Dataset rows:
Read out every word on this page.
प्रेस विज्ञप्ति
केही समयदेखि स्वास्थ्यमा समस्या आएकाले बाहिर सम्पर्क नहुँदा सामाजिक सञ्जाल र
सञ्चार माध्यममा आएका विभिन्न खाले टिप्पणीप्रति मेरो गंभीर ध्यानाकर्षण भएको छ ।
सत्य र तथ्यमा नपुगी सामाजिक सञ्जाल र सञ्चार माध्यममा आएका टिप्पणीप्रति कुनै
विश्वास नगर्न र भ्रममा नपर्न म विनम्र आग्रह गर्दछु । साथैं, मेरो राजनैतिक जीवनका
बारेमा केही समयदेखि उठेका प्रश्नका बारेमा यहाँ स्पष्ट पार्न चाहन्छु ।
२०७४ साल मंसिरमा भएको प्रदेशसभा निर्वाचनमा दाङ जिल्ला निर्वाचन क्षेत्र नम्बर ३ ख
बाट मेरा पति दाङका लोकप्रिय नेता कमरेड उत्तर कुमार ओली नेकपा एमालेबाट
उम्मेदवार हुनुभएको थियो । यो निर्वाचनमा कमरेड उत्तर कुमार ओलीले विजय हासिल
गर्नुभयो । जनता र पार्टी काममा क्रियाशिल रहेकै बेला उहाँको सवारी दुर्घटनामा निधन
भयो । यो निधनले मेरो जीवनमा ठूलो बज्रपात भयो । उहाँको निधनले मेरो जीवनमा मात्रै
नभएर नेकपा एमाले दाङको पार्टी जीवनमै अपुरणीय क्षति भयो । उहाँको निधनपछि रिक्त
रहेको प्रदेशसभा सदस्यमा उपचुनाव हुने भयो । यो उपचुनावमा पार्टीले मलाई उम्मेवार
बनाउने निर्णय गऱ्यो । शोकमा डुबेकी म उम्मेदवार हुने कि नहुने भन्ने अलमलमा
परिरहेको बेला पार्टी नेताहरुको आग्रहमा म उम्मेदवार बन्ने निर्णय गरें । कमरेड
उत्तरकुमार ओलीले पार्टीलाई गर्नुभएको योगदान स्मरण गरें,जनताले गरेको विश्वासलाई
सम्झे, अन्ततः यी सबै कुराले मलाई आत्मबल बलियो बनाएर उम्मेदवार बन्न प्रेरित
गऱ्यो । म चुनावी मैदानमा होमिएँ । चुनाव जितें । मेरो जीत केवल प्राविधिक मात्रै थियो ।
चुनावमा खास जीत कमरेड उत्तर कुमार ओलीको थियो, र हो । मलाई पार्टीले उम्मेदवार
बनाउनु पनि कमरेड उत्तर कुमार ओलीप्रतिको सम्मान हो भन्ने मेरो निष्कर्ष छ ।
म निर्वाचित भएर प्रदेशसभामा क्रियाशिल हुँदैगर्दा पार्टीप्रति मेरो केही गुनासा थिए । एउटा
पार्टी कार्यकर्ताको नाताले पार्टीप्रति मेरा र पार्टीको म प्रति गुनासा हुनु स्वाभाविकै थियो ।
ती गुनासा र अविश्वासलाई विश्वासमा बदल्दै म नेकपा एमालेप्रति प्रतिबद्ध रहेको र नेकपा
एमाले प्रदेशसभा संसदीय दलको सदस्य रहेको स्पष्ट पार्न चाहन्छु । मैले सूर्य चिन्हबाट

• _Task brief_
Copy out the material word for word and line for line.

• _Final result_
Read out every word on this page.
प्रेस विज्ञप्ति
केही समयदेखि स्वास्थ्यमा समस्या आएकाले बाहिर सम्पर्क नहुँदा सामाजिक सञ्जाल र
सञ्चार माध्यममा आएका विभिन्न खाले टिप्पणीप्रति मेरो गंभीर ध्यानाकर्षण भएको छ ।
सत्य र तथ्यमा नपुगी सामाजिक सञ्जाल र सञ्चार माध्यममा आएका टिप्पणीप्रति कुनै
विश्वास नगर्न र भ्रममा नपर्न म विनम्र आग्रह गर्दछु । साथैं, मेरो राजनैतिक जीवनका
बारेमा केही समयदेखि उठेका प्रश्नका बारेमा यहाँ स्पष्ट पार्न चाहन्छु ।
२०७४ साल मंसिरमा भएको प्रदेशसभा निर्वाचनमा दाङ जिल्ला निर्वाचन क्षेत्र नम्बर ३ ख
बाट मेरा पति दाङका लोकप्रिय नेता कमरेड उत्तर कुमार ओली नेकपा एमालेबाट
उम्मेदवार हुनुभएको थियो । यो निर्वाचनमा कमरेड उत्तर कुमार ओलीले विजय हासिल
गर्नुभयो । जनता र पार्टी काममा क्रियाशिल रहेकै बेला उहाँको सवारी दुर्घटनामा निधन
भयो । यो निधनले मेरो जीवनमा ठूलो बज्रपात भयो । उहाँको निधनले मेरो जीवनमा मात्रै
नभएर नेकपा एमाले दाङको पार्टी जीवनमै अपुरणीय क्षति भयो । उहाँको निधनपछि रिक्त
रहेको प्रदेशसभा सदस्यमा उपचुनाव हुने भयो । यो उपचुनावमा पार्टीले मलाई उम्मेवार
बनाउने निर्णय गऱ्यो । शोकमा डुबेकी म उम्मेदवार हुने कि नहुने भन्ने अलमलमा
परिरहेको बेला पार्टी नेताहरुको आग्रहमा म उम्मेदवार बन्ने निर्णय गरें । कमरेड
उत्तरकुमार ओलीले पार्टीलाई गर्नुभएको योगदान स्मरण गरें,जनताले गरेको विश्वासलाई
सम्झे, अन्ततः यी सबै कुराले मलाई आत्मबल बलियो बनाएर उम्मेदवार बन्न प्रेरित
गऱ्यो । म चुनावी मैदानमा होमिएँ । चुनाव जितें । मेरो जीत केवल प्राविधिक मात्रै थियो ।
चुनावमा खास जीत कमरेड उत्तर कुमार ओलीको थियो, र हो । मलाई पार्टीले उम्मेदवार
बनाउनु पनि कमरेड उत्तर कुमार ओलीप्रतिको सम्मान हो भन्ने मेरो निष्कर्ष छ ।
म निर्वाचित भएर प्रदेशसभामा क्रियाशिल हुँदैगर्दा पार्टीप्रति मेरो केही गुनासा थिए । एउटा
पार्टी कार्यकर्ताको नाताले पार्टीप्रति मेरा र पार्टीको म प्रति गुनासा हुनु स्वाभाविकै थियो ।
ती गुनासा र अविश्वासलाई विश्वासमा बदल्दै म नेकपा एमालेप्रति प्रतिबद्ध रहेको र नेकपा
एमाले प्रदेशसभा संसदीय दलको सदस्य रहेको स्पष्ट पार्न चाहन्छु । मैले सूर्य चिन्हबाट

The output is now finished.